## Requirements
Work out how many lines of the listing hold the string "representation". Answer with that number alone.

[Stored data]
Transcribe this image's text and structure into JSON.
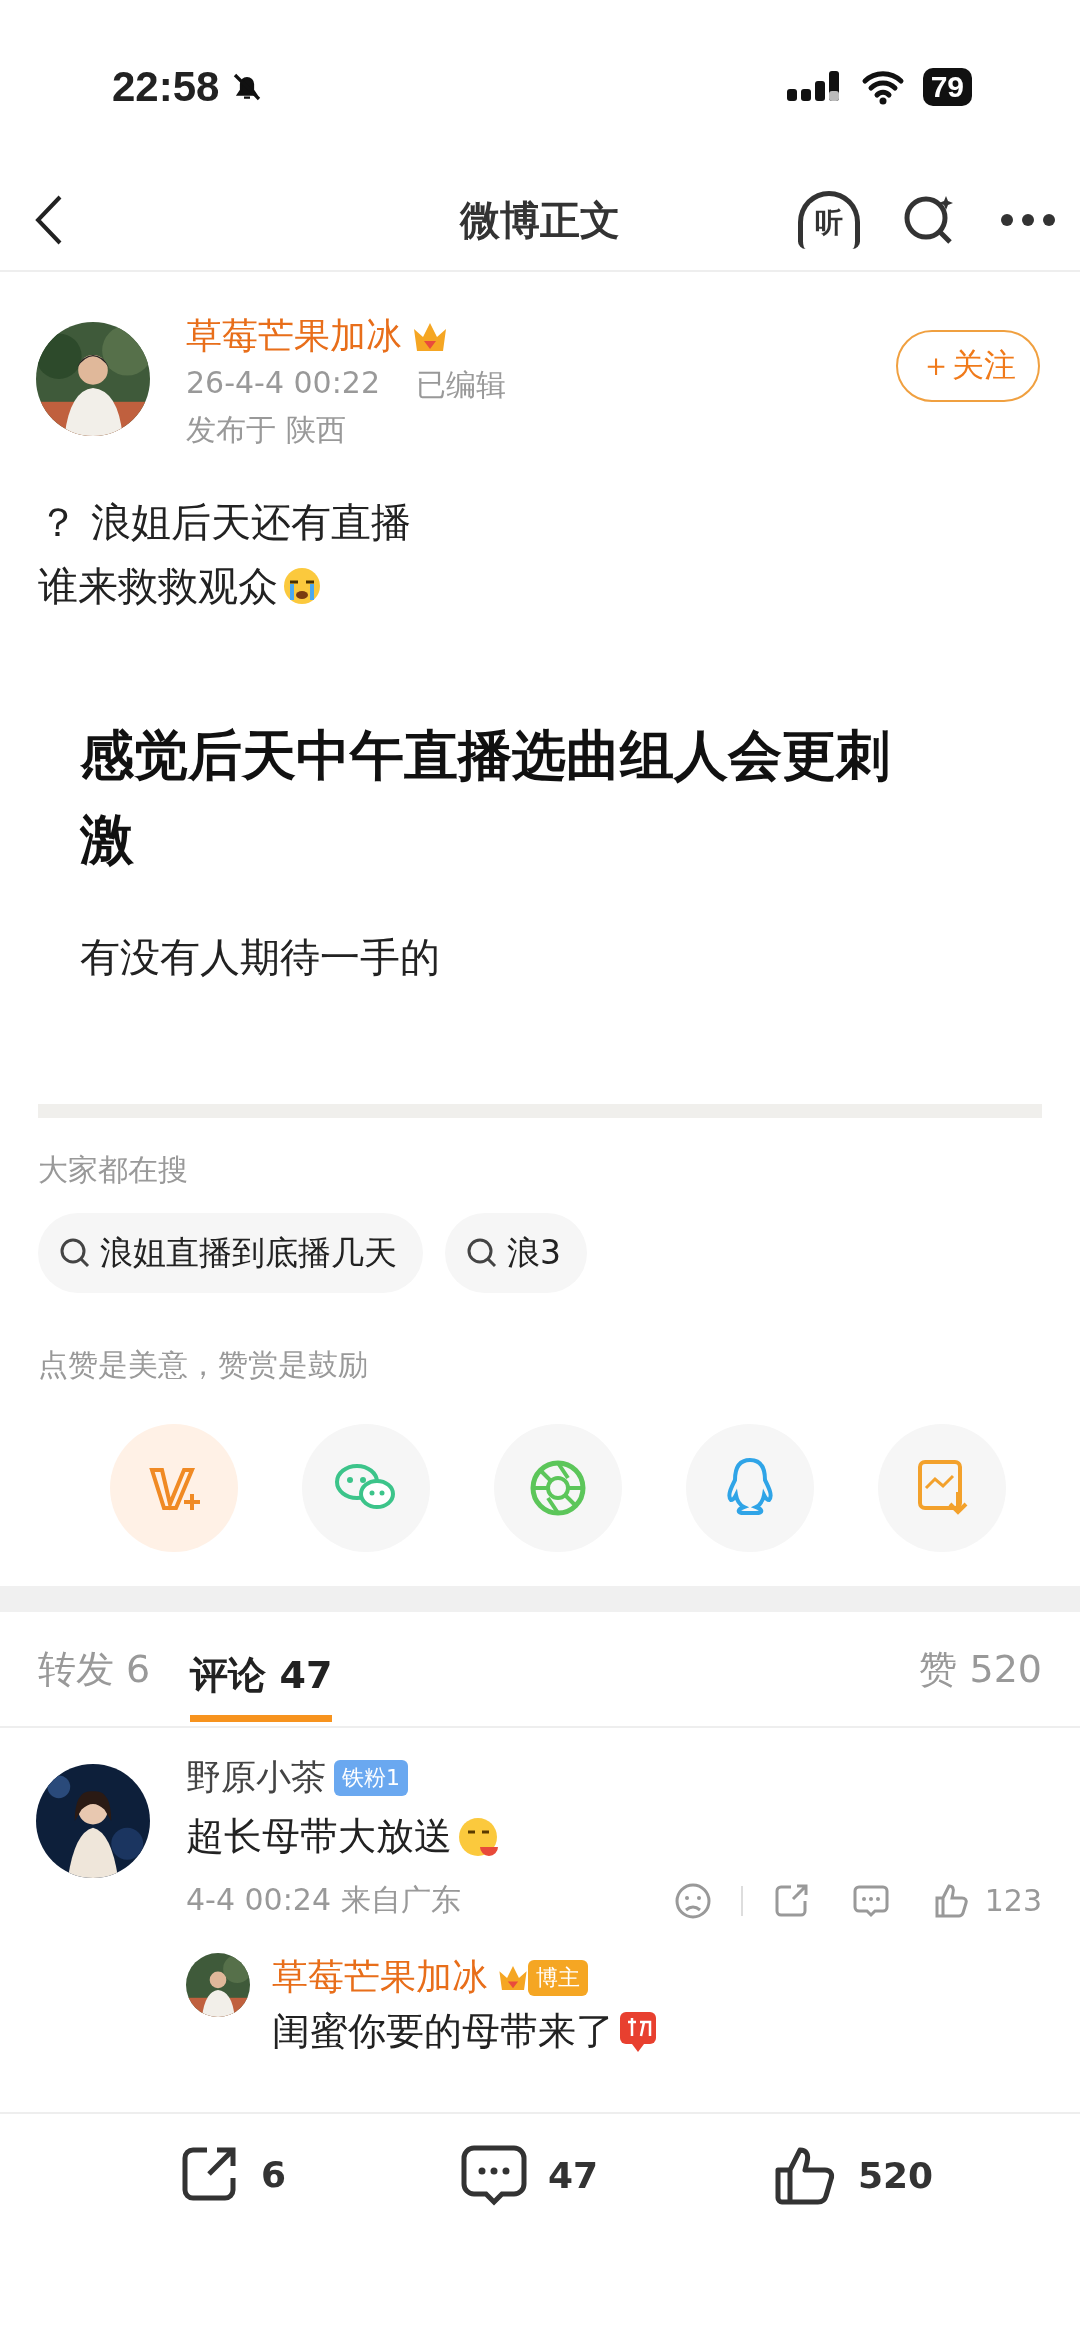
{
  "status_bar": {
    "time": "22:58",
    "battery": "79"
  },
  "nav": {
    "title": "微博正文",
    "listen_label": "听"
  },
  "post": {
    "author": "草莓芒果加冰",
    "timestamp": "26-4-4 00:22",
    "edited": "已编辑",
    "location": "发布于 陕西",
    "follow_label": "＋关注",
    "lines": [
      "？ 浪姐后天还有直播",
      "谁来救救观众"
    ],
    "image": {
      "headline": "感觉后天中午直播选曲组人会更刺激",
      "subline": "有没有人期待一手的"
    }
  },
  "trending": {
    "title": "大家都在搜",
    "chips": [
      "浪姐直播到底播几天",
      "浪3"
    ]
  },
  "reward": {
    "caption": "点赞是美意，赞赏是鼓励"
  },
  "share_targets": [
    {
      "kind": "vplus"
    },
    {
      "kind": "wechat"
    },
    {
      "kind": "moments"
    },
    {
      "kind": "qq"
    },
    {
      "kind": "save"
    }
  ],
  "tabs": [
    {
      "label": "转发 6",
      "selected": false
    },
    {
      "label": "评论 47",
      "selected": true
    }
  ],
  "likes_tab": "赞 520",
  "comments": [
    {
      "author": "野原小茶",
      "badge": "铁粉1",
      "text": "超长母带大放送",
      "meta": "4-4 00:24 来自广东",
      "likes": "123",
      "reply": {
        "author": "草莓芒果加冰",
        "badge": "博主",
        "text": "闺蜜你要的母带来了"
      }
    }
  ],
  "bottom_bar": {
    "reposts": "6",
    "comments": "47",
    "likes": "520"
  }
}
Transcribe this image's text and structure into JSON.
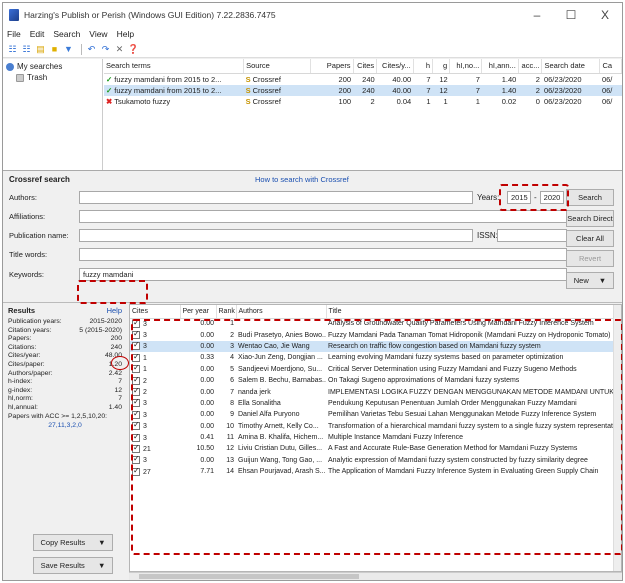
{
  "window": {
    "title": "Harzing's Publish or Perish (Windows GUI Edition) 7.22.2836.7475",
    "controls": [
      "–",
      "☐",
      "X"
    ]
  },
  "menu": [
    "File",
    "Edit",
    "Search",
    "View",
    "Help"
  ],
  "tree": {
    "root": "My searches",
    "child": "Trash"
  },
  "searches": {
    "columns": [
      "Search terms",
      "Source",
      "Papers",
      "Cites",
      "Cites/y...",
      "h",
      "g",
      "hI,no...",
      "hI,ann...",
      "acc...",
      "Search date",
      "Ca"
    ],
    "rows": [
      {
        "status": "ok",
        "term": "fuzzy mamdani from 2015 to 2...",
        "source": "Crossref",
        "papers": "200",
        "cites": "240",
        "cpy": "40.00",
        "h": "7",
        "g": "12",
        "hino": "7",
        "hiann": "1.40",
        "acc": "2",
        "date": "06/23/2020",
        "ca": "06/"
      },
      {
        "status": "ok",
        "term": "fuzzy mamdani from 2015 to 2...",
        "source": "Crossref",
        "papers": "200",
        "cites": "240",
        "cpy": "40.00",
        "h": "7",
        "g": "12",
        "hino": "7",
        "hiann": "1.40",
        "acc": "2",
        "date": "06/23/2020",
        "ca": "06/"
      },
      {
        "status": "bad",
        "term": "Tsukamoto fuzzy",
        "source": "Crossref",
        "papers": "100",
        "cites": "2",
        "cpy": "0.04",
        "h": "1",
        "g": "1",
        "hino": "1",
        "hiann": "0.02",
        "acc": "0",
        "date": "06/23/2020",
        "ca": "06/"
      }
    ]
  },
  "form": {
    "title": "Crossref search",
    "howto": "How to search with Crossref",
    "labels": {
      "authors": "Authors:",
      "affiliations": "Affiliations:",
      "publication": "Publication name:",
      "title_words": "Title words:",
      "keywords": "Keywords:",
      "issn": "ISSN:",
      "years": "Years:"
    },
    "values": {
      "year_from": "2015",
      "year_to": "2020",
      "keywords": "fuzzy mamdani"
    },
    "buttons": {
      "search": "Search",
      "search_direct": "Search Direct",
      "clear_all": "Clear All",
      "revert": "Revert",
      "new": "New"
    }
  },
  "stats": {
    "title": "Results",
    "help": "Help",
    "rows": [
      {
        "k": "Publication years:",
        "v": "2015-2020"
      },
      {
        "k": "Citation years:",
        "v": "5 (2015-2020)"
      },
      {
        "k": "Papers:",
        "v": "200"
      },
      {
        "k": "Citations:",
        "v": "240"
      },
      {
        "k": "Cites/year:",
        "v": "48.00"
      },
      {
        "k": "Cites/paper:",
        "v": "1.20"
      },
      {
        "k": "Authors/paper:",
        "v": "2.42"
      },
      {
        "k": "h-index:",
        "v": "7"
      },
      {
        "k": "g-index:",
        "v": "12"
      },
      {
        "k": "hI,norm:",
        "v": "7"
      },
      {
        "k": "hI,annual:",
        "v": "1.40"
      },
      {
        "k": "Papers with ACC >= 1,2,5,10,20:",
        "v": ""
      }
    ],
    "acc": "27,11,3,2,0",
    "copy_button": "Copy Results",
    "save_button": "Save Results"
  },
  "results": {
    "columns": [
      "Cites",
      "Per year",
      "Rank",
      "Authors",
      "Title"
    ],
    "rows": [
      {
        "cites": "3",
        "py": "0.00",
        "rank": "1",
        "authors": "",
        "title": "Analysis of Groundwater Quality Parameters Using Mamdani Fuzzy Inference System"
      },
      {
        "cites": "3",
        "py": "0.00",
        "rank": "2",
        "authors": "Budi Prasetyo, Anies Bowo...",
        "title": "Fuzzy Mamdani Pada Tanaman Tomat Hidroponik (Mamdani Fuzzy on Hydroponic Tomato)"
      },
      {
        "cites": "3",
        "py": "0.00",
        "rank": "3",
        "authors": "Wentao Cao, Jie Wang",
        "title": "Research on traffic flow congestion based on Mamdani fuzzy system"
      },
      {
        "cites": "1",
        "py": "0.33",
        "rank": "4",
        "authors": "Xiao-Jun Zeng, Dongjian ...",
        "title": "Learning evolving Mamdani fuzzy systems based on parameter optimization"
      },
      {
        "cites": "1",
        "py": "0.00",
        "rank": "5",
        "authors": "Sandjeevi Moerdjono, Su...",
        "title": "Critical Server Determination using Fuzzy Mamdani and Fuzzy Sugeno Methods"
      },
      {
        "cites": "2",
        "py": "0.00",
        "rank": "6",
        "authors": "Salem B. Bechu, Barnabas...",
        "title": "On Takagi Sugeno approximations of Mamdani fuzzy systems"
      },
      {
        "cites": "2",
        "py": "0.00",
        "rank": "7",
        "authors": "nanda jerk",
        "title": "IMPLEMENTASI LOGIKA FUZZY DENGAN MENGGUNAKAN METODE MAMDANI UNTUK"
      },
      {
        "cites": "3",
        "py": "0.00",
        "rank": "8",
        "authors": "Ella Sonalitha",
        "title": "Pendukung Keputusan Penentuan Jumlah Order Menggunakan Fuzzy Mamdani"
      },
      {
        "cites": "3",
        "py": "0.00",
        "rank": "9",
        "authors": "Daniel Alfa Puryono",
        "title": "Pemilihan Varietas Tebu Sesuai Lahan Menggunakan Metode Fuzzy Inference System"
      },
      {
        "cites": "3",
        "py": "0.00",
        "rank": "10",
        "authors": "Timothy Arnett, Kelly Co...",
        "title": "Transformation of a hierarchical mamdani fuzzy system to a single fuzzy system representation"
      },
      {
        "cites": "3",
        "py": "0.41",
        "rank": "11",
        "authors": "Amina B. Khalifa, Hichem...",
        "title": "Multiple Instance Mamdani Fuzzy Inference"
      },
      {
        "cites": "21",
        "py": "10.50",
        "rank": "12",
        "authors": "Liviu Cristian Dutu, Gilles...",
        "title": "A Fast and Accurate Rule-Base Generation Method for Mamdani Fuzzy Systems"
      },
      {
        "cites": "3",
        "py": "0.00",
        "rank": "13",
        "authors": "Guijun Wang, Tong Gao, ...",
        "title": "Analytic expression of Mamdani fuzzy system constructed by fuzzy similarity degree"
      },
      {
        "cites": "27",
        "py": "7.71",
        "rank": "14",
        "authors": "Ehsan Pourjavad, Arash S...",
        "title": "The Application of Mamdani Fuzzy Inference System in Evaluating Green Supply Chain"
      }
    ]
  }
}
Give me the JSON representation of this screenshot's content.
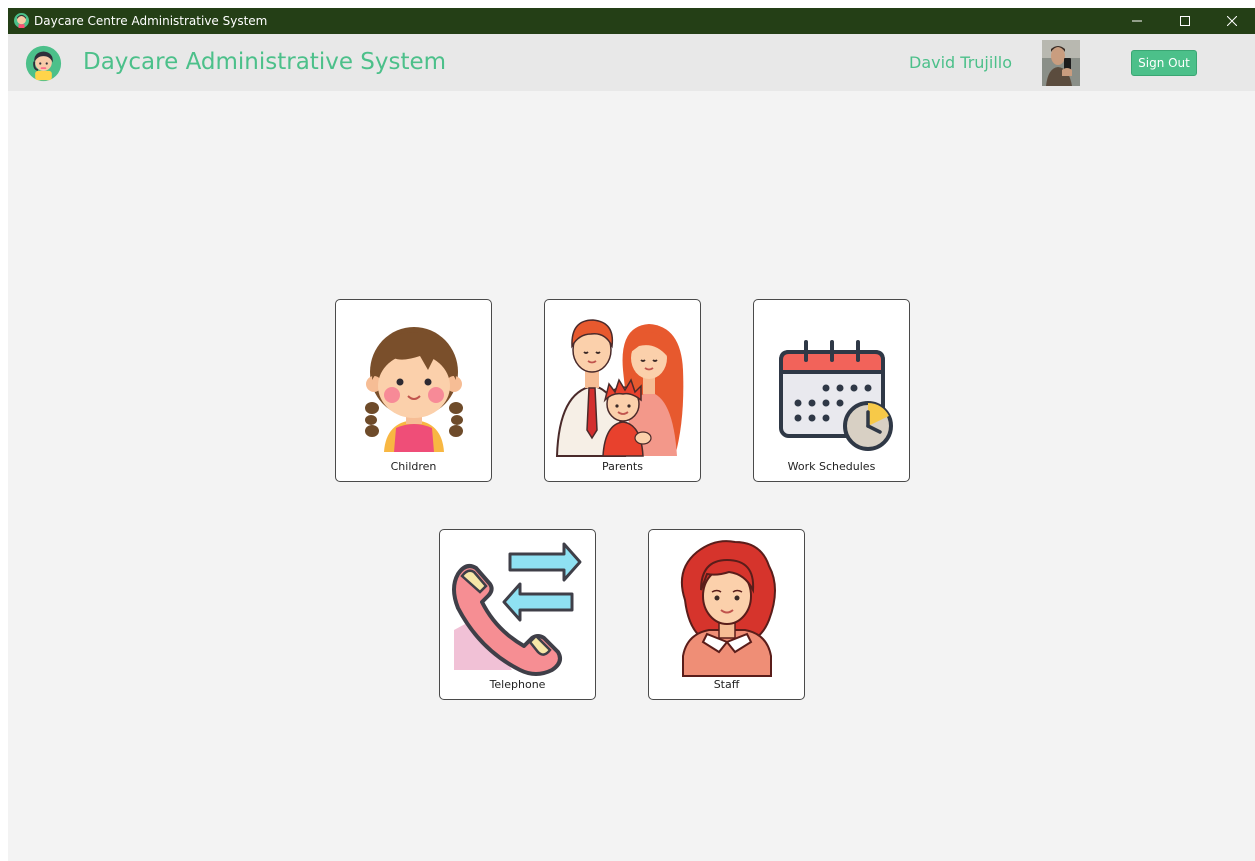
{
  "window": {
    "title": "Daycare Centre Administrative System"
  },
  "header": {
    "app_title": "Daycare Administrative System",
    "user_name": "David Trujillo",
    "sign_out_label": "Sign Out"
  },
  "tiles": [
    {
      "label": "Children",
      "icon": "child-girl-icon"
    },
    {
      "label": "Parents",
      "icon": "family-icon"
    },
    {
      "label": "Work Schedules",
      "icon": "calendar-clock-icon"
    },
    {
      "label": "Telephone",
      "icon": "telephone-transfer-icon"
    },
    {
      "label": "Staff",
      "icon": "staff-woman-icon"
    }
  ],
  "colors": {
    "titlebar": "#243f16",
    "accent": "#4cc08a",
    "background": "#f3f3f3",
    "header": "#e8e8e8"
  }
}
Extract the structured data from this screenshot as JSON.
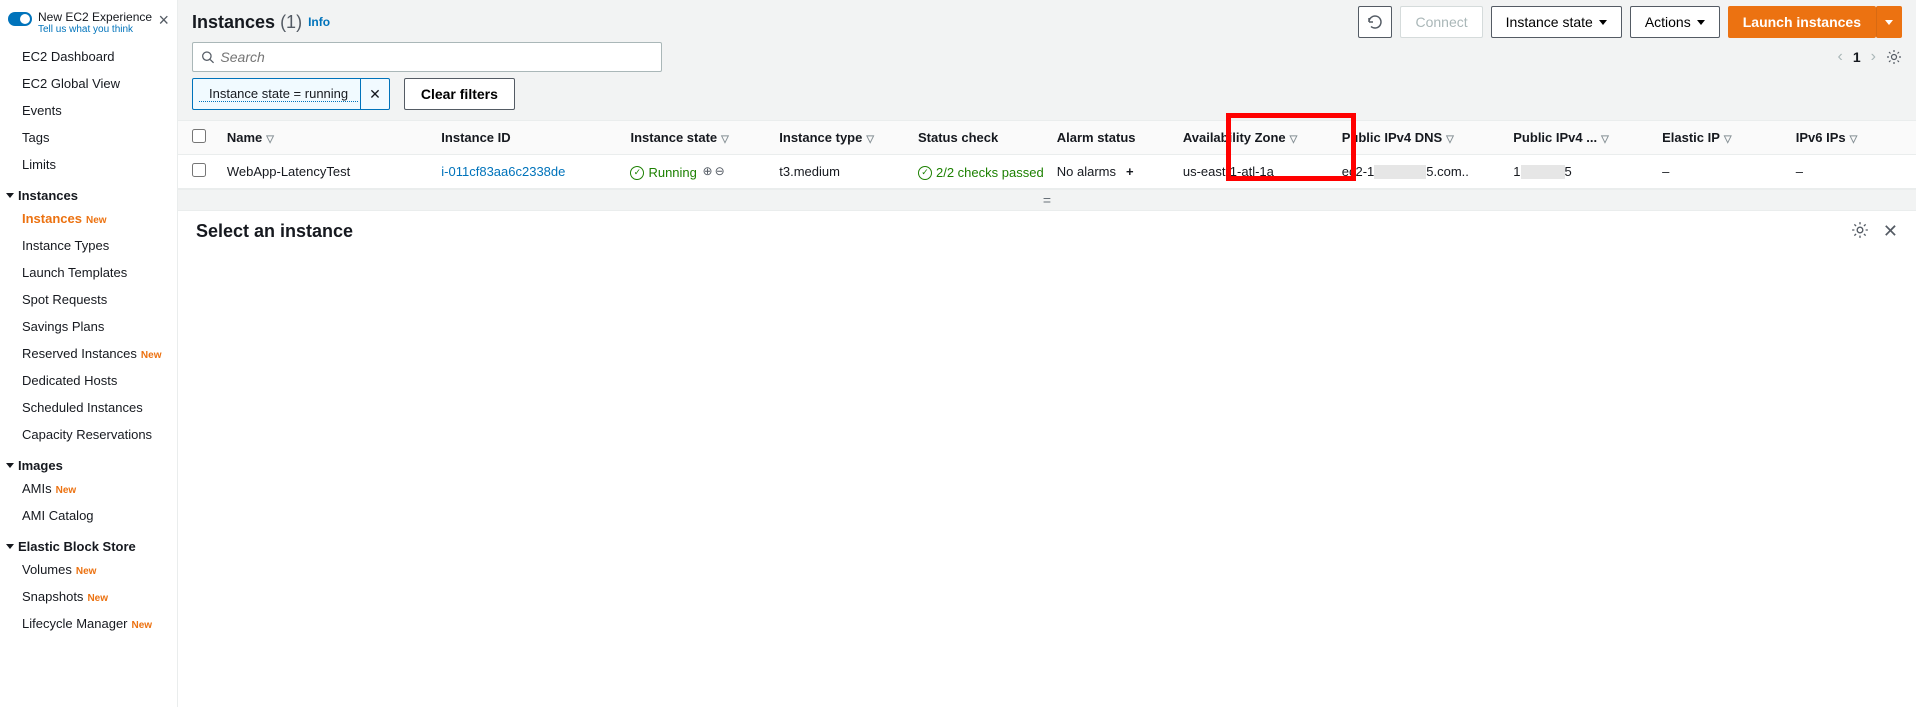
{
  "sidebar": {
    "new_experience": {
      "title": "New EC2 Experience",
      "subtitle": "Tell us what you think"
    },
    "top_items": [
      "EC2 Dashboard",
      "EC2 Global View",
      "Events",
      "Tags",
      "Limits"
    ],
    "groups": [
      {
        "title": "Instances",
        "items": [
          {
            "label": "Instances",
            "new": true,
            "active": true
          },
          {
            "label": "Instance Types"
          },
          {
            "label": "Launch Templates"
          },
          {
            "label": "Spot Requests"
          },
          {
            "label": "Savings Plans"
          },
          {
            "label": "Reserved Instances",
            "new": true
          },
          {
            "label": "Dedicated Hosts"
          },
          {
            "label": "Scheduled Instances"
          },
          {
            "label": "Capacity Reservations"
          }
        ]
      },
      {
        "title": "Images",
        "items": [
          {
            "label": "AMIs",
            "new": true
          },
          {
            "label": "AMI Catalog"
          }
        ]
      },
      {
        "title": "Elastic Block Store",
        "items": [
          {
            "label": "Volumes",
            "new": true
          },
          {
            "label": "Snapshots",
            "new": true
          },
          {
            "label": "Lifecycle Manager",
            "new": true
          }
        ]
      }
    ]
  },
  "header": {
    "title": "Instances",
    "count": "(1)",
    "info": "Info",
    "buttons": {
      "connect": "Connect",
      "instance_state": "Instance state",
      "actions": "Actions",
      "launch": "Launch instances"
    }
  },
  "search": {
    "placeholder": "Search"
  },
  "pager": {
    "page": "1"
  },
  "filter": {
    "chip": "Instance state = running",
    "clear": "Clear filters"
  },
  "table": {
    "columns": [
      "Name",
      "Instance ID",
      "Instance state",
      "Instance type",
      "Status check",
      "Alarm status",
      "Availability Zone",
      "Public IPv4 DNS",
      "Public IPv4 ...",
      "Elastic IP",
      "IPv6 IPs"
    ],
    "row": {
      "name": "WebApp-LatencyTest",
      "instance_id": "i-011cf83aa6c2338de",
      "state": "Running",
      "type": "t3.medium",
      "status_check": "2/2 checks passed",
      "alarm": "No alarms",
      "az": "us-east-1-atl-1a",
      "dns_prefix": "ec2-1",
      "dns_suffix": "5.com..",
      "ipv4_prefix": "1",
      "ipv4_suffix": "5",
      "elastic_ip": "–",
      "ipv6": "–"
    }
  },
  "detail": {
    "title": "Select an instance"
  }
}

## Problem solution
2